* Begin *
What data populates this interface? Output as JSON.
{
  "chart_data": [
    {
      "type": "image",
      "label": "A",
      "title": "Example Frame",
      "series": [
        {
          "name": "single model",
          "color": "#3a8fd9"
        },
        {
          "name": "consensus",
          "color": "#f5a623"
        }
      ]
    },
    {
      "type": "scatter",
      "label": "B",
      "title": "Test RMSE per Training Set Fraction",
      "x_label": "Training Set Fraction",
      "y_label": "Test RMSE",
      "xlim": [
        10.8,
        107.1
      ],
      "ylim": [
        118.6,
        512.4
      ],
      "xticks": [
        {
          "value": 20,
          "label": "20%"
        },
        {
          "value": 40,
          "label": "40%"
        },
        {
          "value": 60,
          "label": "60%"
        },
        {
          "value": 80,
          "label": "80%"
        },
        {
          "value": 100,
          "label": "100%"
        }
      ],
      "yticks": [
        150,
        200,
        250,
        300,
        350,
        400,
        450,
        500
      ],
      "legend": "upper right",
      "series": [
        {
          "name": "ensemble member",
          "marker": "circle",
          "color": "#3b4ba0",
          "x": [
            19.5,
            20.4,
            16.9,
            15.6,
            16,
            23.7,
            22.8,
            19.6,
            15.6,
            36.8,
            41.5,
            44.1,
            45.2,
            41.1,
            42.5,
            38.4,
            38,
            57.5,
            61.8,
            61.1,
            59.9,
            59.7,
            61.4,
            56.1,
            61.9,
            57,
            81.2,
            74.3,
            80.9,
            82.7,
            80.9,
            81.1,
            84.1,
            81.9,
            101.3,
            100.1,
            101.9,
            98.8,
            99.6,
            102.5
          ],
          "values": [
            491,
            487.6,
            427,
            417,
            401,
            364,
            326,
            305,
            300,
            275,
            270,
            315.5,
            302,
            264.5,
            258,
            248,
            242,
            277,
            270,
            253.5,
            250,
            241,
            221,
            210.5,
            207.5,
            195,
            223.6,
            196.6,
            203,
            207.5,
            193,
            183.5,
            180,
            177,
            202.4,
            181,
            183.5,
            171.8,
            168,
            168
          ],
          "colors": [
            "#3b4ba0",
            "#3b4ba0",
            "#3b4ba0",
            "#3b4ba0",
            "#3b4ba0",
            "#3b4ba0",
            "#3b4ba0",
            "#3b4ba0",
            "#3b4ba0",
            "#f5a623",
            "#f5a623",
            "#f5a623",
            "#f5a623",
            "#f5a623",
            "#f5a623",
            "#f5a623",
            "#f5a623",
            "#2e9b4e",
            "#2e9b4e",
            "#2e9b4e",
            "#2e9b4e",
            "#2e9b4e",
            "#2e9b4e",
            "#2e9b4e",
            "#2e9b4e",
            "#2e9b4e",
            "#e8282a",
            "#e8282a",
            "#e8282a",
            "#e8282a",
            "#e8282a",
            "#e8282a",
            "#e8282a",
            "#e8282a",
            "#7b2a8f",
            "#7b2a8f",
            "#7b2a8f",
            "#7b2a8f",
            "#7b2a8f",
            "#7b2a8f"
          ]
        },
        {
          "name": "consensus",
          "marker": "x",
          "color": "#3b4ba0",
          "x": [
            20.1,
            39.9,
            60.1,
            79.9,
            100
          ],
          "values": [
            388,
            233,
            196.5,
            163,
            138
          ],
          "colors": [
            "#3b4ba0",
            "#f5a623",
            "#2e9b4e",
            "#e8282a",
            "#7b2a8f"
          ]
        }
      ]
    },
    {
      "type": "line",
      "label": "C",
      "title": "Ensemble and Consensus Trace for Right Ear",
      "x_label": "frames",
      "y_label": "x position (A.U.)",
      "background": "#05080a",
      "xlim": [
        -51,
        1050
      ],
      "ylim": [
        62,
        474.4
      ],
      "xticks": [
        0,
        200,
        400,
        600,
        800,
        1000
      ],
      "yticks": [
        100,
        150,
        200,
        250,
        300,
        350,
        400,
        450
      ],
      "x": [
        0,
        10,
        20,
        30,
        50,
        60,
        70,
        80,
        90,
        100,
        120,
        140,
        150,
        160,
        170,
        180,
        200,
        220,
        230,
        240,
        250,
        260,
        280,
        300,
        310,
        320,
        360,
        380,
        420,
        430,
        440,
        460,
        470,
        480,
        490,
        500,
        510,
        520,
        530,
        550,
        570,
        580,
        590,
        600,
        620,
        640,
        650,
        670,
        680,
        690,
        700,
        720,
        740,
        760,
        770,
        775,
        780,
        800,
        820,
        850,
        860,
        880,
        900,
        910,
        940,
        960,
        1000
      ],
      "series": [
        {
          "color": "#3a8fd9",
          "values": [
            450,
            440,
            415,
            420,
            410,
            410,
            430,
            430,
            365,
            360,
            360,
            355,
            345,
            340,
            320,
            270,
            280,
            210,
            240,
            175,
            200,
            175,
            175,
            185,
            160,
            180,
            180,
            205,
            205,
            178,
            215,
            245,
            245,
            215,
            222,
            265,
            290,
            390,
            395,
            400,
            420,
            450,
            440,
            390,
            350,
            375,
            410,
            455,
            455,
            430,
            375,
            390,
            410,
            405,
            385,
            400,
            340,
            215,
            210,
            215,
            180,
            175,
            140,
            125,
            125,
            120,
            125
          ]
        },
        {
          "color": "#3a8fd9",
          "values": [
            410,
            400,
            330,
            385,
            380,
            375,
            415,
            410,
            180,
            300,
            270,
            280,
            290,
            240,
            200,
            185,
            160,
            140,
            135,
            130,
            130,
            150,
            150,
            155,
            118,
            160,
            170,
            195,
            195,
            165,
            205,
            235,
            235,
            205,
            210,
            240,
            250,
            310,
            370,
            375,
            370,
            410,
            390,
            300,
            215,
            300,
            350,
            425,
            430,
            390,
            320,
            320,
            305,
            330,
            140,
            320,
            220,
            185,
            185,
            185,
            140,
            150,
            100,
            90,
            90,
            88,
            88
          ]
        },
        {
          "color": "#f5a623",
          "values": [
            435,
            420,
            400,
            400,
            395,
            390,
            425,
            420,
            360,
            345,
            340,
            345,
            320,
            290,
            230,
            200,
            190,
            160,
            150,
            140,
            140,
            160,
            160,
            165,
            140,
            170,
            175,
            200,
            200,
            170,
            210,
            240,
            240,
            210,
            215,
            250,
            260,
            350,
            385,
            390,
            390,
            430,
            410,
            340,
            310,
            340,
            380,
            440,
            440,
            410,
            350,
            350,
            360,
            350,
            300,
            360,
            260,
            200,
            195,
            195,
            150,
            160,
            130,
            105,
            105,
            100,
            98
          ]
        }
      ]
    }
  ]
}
* End *
▸ BRIEF: Using the entries above, return each line that includes the word "Fraction".

▸ IN RESPONSE:
      "title": "Test RMSE per Training Set Fraction",
      "x_label": "Training Set Fraction",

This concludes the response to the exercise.